(Data excerpts)
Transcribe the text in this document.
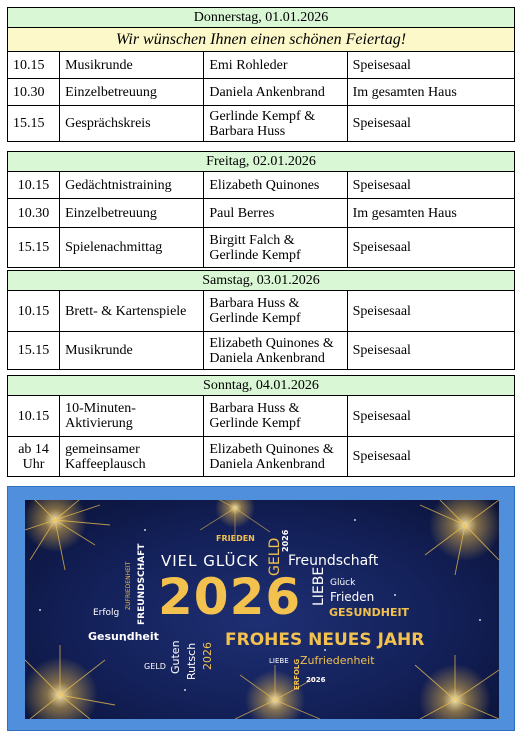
Donnerstag, 01.01.2026			
Wir wünschen Ihnen einen schönen Feiertag!			
10.15	Musikrunde	Emi Rohleder	Speisesaal
10.30	Einzelbetreuung	Daniela Ankenbrand	Im gesamten Haus
15.15	Gesprächskreis	Gerlinde Kempf & Barbara Huss	Speisesaal
Freitag, 02.01.2026			
10.15	Gedächtnistraining	Elizabeth Quinones	Speisesaal
10.30	Einzelbetreuung	Paul Berres	Im gesamten Haus
15.15	Spielenachmittag	Birgitt Falch & Gerlinde Kempf	Speisesaal
Samstag, 03.01.2026			
10.15	Brett- & Kartenspiele	Barbara Huss & Gerlinde Kempf	Speisesaal
15.15	Musikrunde	Elizabeth Quinones & Daniela Ankenbrand	Speisesaal
Sonntag, 04.01.2026			
10.15	10-Minuten-Aktivierung	Barbara Huss & Gerlinde Kempf	Speisesaal
ab 14 Uhr	gemeinsamer Kaffeeplausch	Elizabeth Quinones & Daniela Ankenbrand	Speisesaal
FRIEDEN	2026
VIEL GLÜCK GELD Freundschaft
ZUFRIEDENHEIT FREUNDSCHAFT
Erfolg 2026 LIEBE Glück
Frieden
GESUNDHEIT
Gesundheit
GELD Guten Rutsch 2026
FROHES NEUES JAHR
LIEBE Zufriedenheit
ERFOLG 2026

Given exercise » Repeat each record exactly, with the pictures left out.

Expected output »
Transcribe the text in this document.
Donnerstag, 01.01.2026			
Wir wünschen Ihnen einen schönen Feiertag!			
10.15	Musikrunde	Emi Rohleder	Speisesaal
10.30	Einzelbetreuung	Daniela Ankenbrand	Im gesamten Haus
15.15	Gesprächskreis	Gerlinde Kempf & Barbara Huss	Speisesaal
Freitag, 02.01.2026			
10.15	Gedächtnistraining	Elizabeth Quinones	Speisesaal
10.30	Einzelbetreuung	Paul Berres	Im gesamten Haus
15.15	Spielenachmittag	Birgitt Falch & Gerlinde Kempf	Speisesaal
Samstag, 03.01.2026			
10.15	Brett- & Kartenspiele	Barbara Huss & Gerlinde Kempf	Speisesaal
15.15	Musikrunde	Elizabeth Quinones & Daniela Ankenbrand	Speisesaal
Sonntag, 04.01.2026			
10.15	10-Minuten-Aktivierung	Barbara Huss & Gerlinde Kempf	Speisesaal
ab 14 Uhr	gemeinsamer Kaffeeplausch	Elizabeth Quinones & Daniela Ankenbrand	Speisesaal
FRIEDEN	2026
VIEL GLÜCK GELD Freundschaft
ZUFRIEDENHEIT FREUNDSCHAFT
Erfolg 2026 LIEBE Glück
Frieden
GESUNDHEIT
Gesundheit
GELD Guten Rutsch 2026
FROHES NEUES JAHR
LIEBE Zufriedenheit
ERFOLG 2026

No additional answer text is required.